» TASK DATA:
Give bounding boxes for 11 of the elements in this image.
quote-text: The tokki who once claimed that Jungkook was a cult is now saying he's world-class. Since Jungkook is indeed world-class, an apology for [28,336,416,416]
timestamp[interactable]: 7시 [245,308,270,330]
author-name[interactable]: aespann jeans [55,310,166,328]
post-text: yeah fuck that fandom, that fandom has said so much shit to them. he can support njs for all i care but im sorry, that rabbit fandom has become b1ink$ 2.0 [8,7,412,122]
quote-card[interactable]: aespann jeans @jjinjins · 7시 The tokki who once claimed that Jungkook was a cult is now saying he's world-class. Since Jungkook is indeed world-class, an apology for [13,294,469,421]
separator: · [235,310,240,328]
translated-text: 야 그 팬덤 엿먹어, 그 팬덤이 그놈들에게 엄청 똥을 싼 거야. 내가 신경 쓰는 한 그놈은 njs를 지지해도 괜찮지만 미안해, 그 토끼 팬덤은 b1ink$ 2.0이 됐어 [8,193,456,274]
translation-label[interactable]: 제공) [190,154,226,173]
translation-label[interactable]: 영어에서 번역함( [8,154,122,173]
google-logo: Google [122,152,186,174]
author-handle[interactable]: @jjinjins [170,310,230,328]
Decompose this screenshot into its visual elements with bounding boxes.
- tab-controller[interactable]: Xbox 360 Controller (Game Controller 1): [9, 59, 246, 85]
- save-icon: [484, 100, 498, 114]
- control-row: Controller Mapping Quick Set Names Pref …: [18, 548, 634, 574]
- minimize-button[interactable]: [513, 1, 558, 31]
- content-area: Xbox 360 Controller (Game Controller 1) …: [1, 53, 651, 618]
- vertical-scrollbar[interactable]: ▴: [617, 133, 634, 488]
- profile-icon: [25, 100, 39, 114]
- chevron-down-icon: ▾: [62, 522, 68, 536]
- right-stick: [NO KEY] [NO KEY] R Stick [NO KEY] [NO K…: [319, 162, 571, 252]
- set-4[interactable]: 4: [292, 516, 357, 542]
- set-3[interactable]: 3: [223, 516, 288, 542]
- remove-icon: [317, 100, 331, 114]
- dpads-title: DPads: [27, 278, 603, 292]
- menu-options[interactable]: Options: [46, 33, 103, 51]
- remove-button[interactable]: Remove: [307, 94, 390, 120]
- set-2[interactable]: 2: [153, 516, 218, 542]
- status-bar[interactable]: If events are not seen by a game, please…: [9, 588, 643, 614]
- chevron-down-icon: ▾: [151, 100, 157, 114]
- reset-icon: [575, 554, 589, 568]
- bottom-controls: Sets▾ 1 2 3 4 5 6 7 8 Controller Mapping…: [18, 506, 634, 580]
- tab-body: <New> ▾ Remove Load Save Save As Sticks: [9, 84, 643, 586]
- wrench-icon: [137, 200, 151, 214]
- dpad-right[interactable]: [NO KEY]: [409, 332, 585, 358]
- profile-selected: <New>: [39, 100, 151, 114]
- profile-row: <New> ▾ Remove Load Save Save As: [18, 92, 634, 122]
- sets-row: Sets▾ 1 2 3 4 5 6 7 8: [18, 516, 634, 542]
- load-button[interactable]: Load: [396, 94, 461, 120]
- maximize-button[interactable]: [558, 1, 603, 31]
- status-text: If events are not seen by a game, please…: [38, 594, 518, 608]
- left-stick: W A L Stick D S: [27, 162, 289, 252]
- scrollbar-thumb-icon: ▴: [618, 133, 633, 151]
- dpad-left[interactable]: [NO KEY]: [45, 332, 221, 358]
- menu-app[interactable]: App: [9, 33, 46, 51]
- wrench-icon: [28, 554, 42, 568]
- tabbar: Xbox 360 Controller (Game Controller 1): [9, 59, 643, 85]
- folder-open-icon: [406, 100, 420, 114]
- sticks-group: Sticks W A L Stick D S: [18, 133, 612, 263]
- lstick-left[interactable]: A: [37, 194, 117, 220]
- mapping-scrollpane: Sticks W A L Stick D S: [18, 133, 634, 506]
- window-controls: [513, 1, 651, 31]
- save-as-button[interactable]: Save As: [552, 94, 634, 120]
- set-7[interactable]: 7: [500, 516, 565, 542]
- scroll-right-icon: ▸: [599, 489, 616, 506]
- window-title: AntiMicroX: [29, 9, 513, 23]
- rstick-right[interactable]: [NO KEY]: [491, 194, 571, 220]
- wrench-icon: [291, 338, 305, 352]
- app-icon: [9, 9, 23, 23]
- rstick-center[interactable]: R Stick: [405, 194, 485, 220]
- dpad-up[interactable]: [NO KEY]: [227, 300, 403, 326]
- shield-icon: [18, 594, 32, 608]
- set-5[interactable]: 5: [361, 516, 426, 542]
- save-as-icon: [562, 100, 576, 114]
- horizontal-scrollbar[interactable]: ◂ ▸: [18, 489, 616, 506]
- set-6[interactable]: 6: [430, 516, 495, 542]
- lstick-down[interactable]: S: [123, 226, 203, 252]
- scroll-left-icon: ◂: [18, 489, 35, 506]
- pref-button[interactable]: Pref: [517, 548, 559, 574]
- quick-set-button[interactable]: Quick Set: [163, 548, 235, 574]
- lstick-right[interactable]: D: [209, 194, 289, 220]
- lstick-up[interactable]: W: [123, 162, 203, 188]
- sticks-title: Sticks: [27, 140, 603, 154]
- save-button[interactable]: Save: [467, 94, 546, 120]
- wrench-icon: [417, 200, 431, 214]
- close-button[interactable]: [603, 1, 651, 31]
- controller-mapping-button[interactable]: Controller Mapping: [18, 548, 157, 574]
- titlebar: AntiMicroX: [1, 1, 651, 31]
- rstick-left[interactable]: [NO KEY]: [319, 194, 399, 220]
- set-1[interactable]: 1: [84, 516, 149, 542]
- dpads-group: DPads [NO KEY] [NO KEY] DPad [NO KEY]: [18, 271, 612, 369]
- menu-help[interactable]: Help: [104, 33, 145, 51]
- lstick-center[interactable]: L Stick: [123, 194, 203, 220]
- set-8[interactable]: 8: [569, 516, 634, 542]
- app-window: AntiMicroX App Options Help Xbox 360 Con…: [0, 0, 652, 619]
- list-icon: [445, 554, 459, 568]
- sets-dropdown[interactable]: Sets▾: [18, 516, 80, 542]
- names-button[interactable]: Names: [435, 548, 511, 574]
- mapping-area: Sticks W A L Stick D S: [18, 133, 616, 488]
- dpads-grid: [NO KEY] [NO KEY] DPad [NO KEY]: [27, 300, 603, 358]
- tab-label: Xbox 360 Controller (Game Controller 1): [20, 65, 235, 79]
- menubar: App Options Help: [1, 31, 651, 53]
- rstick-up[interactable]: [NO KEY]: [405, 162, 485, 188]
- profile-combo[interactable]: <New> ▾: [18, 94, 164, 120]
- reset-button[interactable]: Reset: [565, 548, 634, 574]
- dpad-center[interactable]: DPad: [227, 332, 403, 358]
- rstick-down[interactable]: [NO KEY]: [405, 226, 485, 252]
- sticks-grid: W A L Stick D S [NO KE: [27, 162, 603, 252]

» WORK TO DO: How many lines of the items above contain the string "area" with matching case? State only the number.

» COMPLETED EXERCISE: 2